## [Rows]
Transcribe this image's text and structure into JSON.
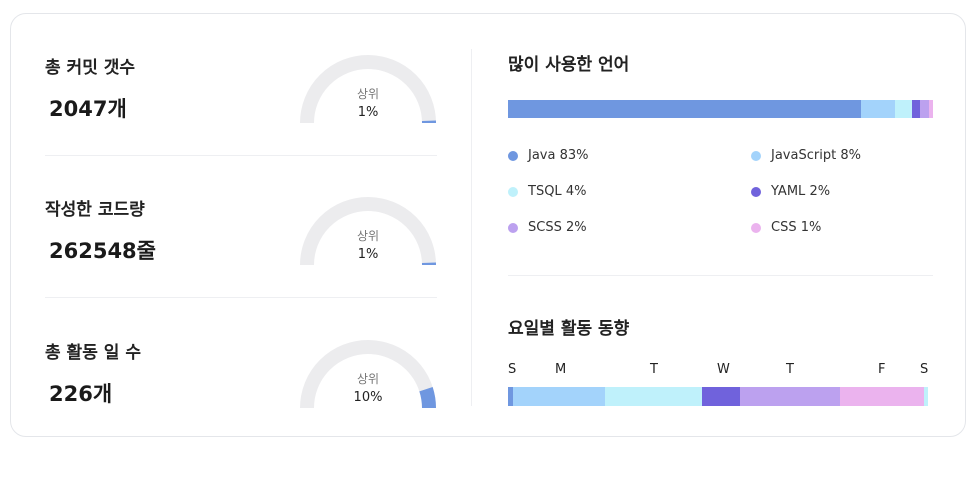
{
  "stats": [
    {
      "label": "총 커밋 갯수",
      "value": "2047개",
      "caption": "상위",
      "percent_text": "1%",
      "percentile": 1
    },
    {
      "label": "작성한 코드량",
      "value": "262548줄",
      "caption": "상위",
      "percent_text": "1%",
      "percentile": 1
    },
    {
      "label": "총 활동 일 수",
      "value": "226개",
      "caption": "상위",
      "percent_text": "10%",
      "percentile": 10
    }
  ],
  "languages": {
    "title": "많이 사용한 언어",
    "items": [
      {
        "name": "Java",
        "percent_text": "83%",
        "share": 83,
        "color": "#6f97e0"
      },
      {
        "name": "JavaScript",
        "percent_text": "8%",
        "share": 8,
        "color": "#a3d3fb"
      },
      {
        "name": "TSQL",
        "percent_text": "4%",
        "share": 4,
        "color": "#bff1fb"
      },
      {
        "name": "YAML",
        "percent_text": "2%",
        "share": 2,
        "color": "#7062dc"
      },
      {
        "name": "SCSS",
        "percent_text": "2%",
        "share": 2,
        "color": "#bca1ef"
      },
      {
        "name": "CSS",
        "percent_text": "1%",
        "share": 1,
        "color": "#ebb3ee"
      }
    ]
  },
  "weekly": {
    "title": "요일별 활동 동향",
    "days": [
      {
        "label": "S",
        "share": 1.2,
        "color": "#6f97e0"
      },
      {
        "label": "M",
        "share": 21.9,
        "color": "#a3d3fb"
      },
      {
        "label": "T",
        "share": 23.1,
        "color": "#bff1fb"
      },
      {
        "label": "W",
        "share": 9.0,
        "color": "#7062dc"
      },
      {
        "label": "T",
        "share": 23.8,
        "color": "#bca1ef"
      },
      {
        "label": "F",
        "share": 20.0,
        "color": "#ebb3ee"
      },
      {
        "label": "S",
        "share": 1.0,
        "color": "#bff1fb"
      }
    ]
  },
  "colors": {
    "gauge_track": "#ececee",
    "gauge_fill": "#6f97e0"
  }
}
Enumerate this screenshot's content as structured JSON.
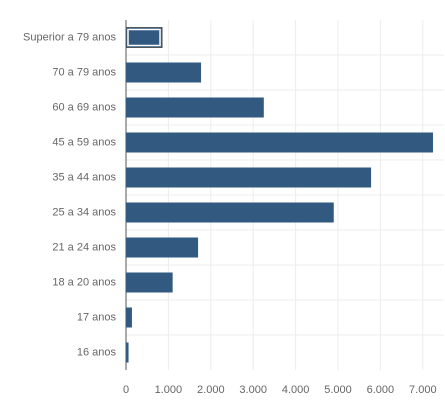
{
  "chart_data": {
    "type": "bar",
    "orientation": "horizontal",
    "categories": [
      "Superior a 79 anos",
      "70 a 79 anos",
      "60 a 69 anos",
      "45 a 59 anos",
      "35 a 44 anos",
      "25 a 34 anos",
      "21 a 24 anos",
      "18 a 20 anos",
      "17 anos",
      "16 anos"
    ],
    "values": [
      850,
      1770,
      3250,
      7240,
      5780,
      4900,
      1700,
      1100,
      140,
      60
    ],
    "color": "#325a80",
    "xlim": [
      0,
      7500
    ],
    "xticks": [
      0,
      {
        "value": 1000,
        "label": "1.000"
      },
      {
        "value": 2000,
        "label": "2.000"
      },
      {
        "value": 3000,
        "label": "3.000"
      },
      {
        "value": 4000,
        "label": "4.000"
      },
      {
        "value": 5000,
        "label": "5.000"
      },
      {
        "value": 6000,
        "label": "6.000"
      },
      {
        "value": 7000,
        "label": "7.000"
      }
    ],
    "grid": true
  }
}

## [Aim of the exercise]
Leave out the pictures and give the rest of the records again exactly.

## [Problem solution]
Transcribe this image's text and structure into JSON.
{
  "stats": [
    {
      "label": "총 커밋 갯수",
      "value": "2047개",
      "caption": "상위",
      "percent_text": "1%",
      "percentile": 1
    },
    {
      "label": "작성한 코드량",
      "value": "262548줄",
      "caption": "상위",
      "percent_text": "1%",
      "percentile": 1
    },
    {
      "label": "총 활동 일 수",
      "value": "226개",
      "caption": "상위",
      "percent_text": "10%",
      "percentile": 10
    }
  ],
  "languages": {
    "title": "많이 사용한 언어",
    "items": [
      {
        "name": "Java",
        "percent_text": "83%",
        "share": 83,
        "color": "#6f97e0"
      },
      {
        "name": "JavaScript",
        "percent_text": "8%",
        "share": 8,
        "color": "#a3d3fb"
      },
      {
        "name": "TSQL",
        "percent_text": "4%",
        "share": 4,
        "color": "#bff1fb"
      },
      {
        "name": "YAML",
        "percent_text": "2%",
        "share": 2,
        "color": "#7062dc"
      },
      {
        "name": "SCSS",
        "percent_text": "2%",
        "share": 2,
        "color": "#bca1ef"
      },
      {
        "name": "CSS",
        "percent_text": "1%",
        "share": 1,
        "color": "#ebb3ee"
      }
    ]
  },
  "weekly": {
    "title": "요일별 활동 동향",
    "days": [
      {
        "label": "S",
        "share": 1.2,
        "color": "#6f97e0"
      },
      {
        "label": "M",
        "share": 21.9,
        "color": "#a3d3fb"
      },
      {
        "label": "T",
        "share": 23.1,
        "color": "#bff1fb"
      },
      {
        "label": "W",
        "share": 9.0,
        "color": "#7062dc"
      },
      {
        "label": "T",
        "share": 23.8,
        "color": "#bca1ef"
      },
      {
        "label": "F",
        "share": 20.0,
        "color": "#ebb3ee"
      },
      {
        "label": "S",
        "share": 1.0,
        "color": "#bff1fb"
      }
    ]
  },
  "colors": {
    "gauge_track": "#ececee",
    "gauge_fill": "#6f97e0"
  }
}
Enumerate this screenshot's content as structured JSON.
{
  "chart_data": {
    "type": "bar",
    "orientation": "horizontal",
    "categories": [
      "Superior a 79 anos",
      "70 a 79 anos",
      "60 a 69 anos",
      "45 a 59 anos",
      "35 a 44 anos",
      "25 a 34 anos",
      "21 a 24 anos",
      "18 a 20 anos",
      "17 anos",
      "16 anos"
    ],
    "values": [
      850,
      1770,
      3250,
      7240,
      5780,
      4900,
      1700,
      1100,
      140,
      60
    ],
    "color": "#325a80",
    "xlim": [
      0,
      7500
    ],
    "xticks": [
      0,
      {
        "value": 1000,
        "label": "1.000"
      },
      {
        "value": 2000,
        "label": "2.000"
      },
      {
        "value": 3000,
        "label": "3.000"
      },
      {
        "value": 4000,
        "label": "4.000"
      },
      {
        "value": 5000,
        "label": "5.000"
      },
      {
        "value": 6000,
        "label": "6.000"
      },
      {
        "value": 7000,
        "label": "7.000"
      }
    ],
    "grid": true
  }
}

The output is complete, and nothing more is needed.